Selected excerpt —
--- START ---

TIPS Technique and OLT

All TIPS were created using standard techniques [3032] by insertion of Palmaz stents (Johnson and Johnson Interventional Systems, Warren, New Jersey), Wallstents (Schneider, Minneapolis, Minnesota) or covered Viatorr stents (GORE, Flagstaff, AZ). When a hepatic vein remnant was not present the portal vein was punctured directly from the IVC [30]. After the TIPS procedure patients underwent anticoagulation according to the guidelines [26]. Patients underwent control angiography 3 months after TIPS and in addition if shunt dysfunction was suspected. An abdominal ultrasound was performed every 6 months. TIPS dysfunction was defined as an increase in portosystemic gradient above 10 to 12 mmHg and clinical signs of portal hypertension.

In our liver transplantation program the modified piggyback technique by Belghiti [33] has been used as a routine surgical procedure since 2001. Before 2001, the so-called piggyback technique had been applied [34, 35].

Statistical analysis

Descriptive statistics were provided as mean ± standard deviation (SD) and as range. The cumulative survival probability was estimated by the method described by Kaplan and Meier. All analyses were carried out in Microsoft Excel and SPSS.

The study protocol conformed to the ethical guidelines of the Helsinki Declaration, and was approved by the ethics committee of the University of Heidelberg.

--- END ---

Instructions for the task — List every type of stent that the TIPS methods text says was used to create the shunts.

Source data —

--- START ---

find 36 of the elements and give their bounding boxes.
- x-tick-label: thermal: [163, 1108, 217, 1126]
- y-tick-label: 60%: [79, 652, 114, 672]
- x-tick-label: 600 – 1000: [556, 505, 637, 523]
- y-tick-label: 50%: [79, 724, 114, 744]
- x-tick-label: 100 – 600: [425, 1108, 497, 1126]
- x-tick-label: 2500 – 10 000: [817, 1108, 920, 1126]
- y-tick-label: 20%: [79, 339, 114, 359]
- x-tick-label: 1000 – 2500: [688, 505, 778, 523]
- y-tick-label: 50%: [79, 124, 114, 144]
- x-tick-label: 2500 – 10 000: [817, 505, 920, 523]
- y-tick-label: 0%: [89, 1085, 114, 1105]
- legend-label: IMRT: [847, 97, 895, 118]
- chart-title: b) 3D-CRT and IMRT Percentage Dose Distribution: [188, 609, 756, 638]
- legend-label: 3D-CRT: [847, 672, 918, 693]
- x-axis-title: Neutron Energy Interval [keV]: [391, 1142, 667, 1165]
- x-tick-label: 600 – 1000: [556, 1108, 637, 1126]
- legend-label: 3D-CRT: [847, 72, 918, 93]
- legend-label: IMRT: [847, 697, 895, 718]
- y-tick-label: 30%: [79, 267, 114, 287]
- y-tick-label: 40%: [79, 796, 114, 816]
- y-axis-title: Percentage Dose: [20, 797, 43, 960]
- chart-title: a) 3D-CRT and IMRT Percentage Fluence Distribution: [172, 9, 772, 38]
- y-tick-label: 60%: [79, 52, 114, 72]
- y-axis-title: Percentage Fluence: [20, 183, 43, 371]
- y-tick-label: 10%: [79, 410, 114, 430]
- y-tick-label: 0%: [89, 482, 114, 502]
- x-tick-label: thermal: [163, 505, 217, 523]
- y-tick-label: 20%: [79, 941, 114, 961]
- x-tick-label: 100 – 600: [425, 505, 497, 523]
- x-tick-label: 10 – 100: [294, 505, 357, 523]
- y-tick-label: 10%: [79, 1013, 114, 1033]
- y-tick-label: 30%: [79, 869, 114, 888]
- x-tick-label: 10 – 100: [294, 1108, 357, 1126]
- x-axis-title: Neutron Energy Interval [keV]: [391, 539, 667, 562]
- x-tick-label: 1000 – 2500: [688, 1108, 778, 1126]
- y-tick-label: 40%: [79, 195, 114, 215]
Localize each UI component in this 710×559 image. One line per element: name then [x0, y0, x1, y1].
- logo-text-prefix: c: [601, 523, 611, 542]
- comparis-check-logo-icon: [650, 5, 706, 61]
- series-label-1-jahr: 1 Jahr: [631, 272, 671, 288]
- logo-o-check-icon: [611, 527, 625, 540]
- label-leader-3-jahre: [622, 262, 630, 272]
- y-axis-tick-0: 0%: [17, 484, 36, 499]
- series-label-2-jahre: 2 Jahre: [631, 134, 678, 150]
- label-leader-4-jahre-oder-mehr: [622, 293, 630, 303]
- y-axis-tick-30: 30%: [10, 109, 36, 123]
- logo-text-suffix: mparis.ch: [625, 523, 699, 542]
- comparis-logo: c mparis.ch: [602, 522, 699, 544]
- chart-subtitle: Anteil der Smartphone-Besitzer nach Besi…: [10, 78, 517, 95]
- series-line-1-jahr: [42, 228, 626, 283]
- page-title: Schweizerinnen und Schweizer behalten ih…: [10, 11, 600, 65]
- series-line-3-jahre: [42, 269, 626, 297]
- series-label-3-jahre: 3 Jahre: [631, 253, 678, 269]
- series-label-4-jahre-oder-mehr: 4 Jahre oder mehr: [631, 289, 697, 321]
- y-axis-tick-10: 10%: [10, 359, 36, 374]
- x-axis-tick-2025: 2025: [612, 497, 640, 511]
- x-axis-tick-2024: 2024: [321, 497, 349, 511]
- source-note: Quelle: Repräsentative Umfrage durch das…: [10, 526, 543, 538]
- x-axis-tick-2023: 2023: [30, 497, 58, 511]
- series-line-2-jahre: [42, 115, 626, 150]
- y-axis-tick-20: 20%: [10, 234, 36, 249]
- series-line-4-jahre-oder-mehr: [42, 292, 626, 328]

--- END ---

Solution —
Palmaz stents
Wallstents
Covered Viatorr stents